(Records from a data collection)
[Start]

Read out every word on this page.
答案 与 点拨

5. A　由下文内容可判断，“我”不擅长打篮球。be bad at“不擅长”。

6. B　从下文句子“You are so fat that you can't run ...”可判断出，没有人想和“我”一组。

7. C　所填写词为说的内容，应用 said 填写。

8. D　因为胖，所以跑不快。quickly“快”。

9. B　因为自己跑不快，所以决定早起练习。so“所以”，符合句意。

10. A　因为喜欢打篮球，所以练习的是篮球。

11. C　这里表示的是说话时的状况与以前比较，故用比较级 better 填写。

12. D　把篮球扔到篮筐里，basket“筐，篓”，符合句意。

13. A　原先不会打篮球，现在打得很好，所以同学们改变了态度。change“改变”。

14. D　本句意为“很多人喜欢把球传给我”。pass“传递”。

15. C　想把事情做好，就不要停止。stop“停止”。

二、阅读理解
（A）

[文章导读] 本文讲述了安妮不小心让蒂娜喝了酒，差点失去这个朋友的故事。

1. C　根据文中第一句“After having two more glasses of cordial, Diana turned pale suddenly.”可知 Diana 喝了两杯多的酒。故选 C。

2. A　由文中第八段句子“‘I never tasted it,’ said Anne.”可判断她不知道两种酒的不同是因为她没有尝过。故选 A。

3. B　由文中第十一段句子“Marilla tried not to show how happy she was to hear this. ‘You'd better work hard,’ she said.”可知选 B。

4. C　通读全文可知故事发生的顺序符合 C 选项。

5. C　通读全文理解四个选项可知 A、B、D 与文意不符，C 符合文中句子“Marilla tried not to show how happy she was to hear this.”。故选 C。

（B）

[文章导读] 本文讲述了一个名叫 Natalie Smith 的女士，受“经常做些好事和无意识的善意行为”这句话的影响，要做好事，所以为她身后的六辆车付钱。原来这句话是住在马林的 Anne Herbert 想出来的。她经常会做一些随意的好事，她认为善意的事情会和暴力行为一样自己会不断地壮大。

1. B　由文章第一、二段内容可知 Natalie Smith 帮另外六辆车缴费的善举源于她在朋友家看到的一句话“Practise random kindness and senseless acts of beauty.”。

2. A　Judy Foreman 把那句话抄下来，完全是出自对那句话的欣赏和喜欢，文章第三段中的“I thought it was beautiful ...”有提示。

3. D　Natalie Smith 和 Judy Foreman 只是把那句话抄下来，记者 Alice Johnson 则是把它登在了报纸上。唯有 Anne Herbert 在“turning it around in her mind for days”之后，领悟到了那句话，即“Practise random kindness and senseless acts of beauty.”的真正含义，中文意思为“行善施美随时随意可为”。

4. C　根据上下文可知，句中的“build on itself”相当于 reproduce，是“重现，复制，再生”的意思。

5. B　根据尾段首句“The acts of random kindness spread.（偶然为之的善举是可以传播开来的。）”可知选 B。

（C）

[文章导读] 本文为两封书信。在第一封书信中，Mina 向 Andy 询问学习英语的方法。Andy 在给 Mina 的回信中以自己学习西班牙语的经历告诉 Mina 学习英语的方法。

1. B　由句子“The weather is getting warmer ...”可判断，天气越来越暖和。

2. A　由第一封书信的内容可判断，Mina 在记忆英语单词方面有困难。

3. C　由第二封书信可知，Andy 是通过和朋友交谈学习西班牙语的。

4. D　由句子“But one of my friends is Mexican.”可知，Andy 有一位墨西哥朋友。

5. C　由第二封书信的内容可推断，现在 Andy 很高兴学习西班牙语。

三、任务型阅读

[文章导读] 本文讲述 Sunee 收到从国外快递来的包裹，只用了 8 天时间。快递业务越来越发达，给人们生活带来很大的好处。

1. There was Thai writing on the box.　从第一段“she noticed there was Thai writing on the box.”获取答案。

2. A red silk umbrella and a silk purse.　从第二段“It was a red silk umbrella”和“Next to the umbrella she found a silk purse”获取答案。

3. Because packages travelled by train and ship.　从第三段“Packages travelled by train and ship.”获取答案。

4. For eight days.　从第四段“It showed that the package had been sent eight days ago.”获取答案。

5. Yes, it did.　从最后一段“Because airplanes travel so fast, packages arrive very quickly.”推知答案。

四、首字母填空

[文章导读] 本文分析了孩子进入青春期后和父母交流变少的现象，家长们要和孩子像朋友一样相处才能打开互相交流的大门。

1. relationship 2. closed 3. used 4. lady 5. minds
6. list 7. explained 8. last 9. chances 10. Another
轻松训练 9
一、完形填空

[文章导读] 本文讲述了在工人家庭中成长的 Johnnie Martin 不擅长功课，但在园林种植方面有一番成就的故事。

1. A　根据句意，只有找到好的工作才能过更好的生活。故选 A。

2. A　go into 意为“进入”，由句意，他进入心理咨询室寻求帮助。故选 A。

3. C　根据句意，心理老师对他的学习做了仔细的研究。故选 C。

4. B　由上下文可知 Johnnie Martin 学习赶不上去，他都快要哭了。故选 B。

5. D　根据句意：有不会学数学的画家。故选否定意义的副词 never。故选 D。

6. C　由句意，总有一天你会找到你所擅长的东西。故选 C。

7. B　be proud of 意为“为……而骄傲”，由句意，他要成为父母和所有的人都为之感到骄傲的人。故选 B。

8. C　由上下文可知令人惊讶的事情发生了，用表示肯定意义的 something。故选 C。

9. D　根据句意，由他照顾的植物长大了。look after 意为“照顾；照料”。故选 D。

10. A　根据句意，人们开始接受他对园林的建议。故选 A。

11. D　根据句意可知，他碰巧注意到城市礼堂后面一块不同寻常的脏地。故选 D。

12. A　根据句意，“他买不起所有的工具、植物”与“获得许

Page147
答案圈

[End]

What you are asked to do: Every entry above should be retyped exactly as shown.

Exercise result:
Read out every word on this page.
答案 与 点拨

5. A　由下文内容可判断，“我”不擅长打篮球。be bad at“不擅长”。

6. B　从下文句子“You are so fat that you can't run ...”可判断出，没有人想和“我”一组。

7. C　所填写词为说的内容，应用 said 填写。

8. D　因为胖，所以跑不快。quickly“快”。

9. B　因为自己跑不快，所以决定早起练习。so“所以”，符合句意。

10. A　因为喜欢打篮球，所以练习的是篮球。

11. C　这里表示的是说话时的状况与以前比较，故用比较级 better 填写。

12. D　把篮球扔到篮筐里，basket“筐，篓”，符合句意。

13. A　原先不会打篮球，现在打得很好，所以同学们改变了态度。change“改变”。

14. D　本句意为“很多人喜欢把球传给我”。pass“传递”。

15. C　想把事情做好，就不要停止。stop“停止”。

二、阅读理解
（A）

[文章导读] 本文讲述了安妮不小心让蒂娜喝了酒，差点失去这个朋友的故事。

1. C　根据文中第一句“After having two more glasses of cordial, Diana turned pale suddenly.”可知 Diana 喝了两杯多的酒。故选 C。

2. A　由文中第八段句子“‘I never tasted it,’ said Anne.”可判断她不知道两种酒的不同是因为她没有尝过。故选 A。

3. B　由文中第十一段句子“Marilla tried not to show how happy she was to hear this. ‘You'd better work hard,’ she said.”可知选 B。

4. C　通读全文可知故事发生的顺序符合 C 选项。

5. C　通读全文理解四个选项可知 A、B、D 与文意不符，C 符合文中句子“Marilla tried not to show how happy she was to hear this.”。故选 C。

（B）

[文章导读] 本文讲述了一个名叫 Natalie Smith 的女士，受“经常做些好事和无意识的善意行为”这句话的影响，要做好事，所以为她身后的六辆车付钱。原来这句话是住在马林的 Anne Herbert 想出来的。她经常会做一些随意的好事，她认为善意的事情会和暴力行为一样自己会不断地壮大。

1. B　由文章第一、二段内容可知 Natalie Smith 帮另外六辆车缴费的善举源于她在朋友家看到的一句话“Practise random kindness and senseless acts of beauty.”。

2. A　Judy Foreman 把那句话抄下来，完全是出自对那句话的欣赏和喜欢，文章第三段中的“I thought it was beautiful ...”有提示。

3. D　Natalie Smith 和 Judy Foreman 只是把那句话抄下来，记者 Alice Johnson 则是把它登在了报纸上。唯有 Anne Herbert 在“turning it around in her mind for days”之后，领悟到了那句话，即“Practise random kindness and senseless acts of beauty.”的真正含义，中文意思为“行善施美随时随意可为”。

4. C　根据上下文可知，句中的“build on itself”相当于 reproduce，是“重现，复制，再生”的意思。

5. B　根据尾段首句“The acts of random kindness spread.（偶然为之的善举是可以传播开来的。）”可知选 B。

（C）

[文章导读] 本文为两封书信。在第一封书信中，Mina 向 Andy 询问学习英语的方法。Andy 在给 Mina 的回信中以自己学习西班牙语的经历告诉 Mina 学习英语的方法。

1. B　由句子“The weather is getting warmer ...”可判断，天气越来越暖和。

2. A　由第一封书信的内容可判断，Mina 在记忆英语单词方面有困难。

3. C　由第二封书信可知，Andy 是通过和朋友交谈学习西班牙语的。

4. D　由句子“But one of my friends is Mexican.”可知，Andy 有一位墨西哥朋友。

5. C　由第二封书信的内容可推断，现在 Andy 很高兴学习西班牙语。

三、任务型阅读

[文章导读] 本文讲述 Sunee 收到从国外快递来的包裹，只用了 8 天时间。快递业务越来越发达，给人们生活带来很大的好处。

1. There was Thai writing on the box.　从第一段“she noticed there was Thai writing on the box.”获取答案。

2. A red silk umbrella and a silk purse.　从第二段“It was a red silk umbrella”和“Next to the umbrella she found a silk purse”获取答案。

3. Because packages travelled by train and ship.　从第三段“Packages travelled by train and ship.”获取答案。

4. For eight days.　从第四段“It showed that the package had been sent eight days ago.”获取答案。

5. Yes, it did.　从最后一段“Because airplanes travel so fast, packages arrive very quickly.”推知答案。

四、首字母填空

[文章导读] 本文分析了孩子进入青春期后和父母交流变少的现象，家长们要和孩子像朋友一样相处才能打开互相交流的大门。

1. relationship 2. closed 3. used 4. lady 5. minds
6. list 7. explained 8. last 9. chances 10. Another
轻松训练 9
一、完形填空

[文章导读] 本文讲述了在工人家庭中成长的 Johnnie Martin 不擅长功课，但在园林种植方面有一番成就的故事。

1. A　根据句意，只有找到好的工作才能过更好的生活。故选 A。

2. A　go into 意为“进入”，由句意，他进入心理咨询室寻求帮助。故选 A。

3. C　根据句意，心理老师对他的学习做了仔细的研究。故选 C。

4. B　由上下文可知 Johnnie Martin 学习赶不上去，他都快要哭了。故选 B。

5. D　根据句意：有不会学数学的画家。故选否定意义的副词 never。故选 D。

6. C　由句意，总有一天你会找到你所擅长的东西。故选 C。

7. B　be proud of 意为“为……而骄傲”，由句意，他要成为父母和所有的人都为之感到骄傲的人。故选 B。

8. C　由上下文可知令人惊讶的事情发生了，用表示肯定意义的 something。故选 C。

9. D　根据句意，由他照顾的植物长大了。look after 意为“照顾；照料”。故选 D。

10. A　根据句意，人们开始接受他对园林的建议。故选 A。

11. D　根据句意可知，他碰巧注意到城市礼堂后面一块不同寻常的脏地。故选 D。

12. A　根据句意，“他买不起所有的工具、植物”与“获得许

Page147
答案圈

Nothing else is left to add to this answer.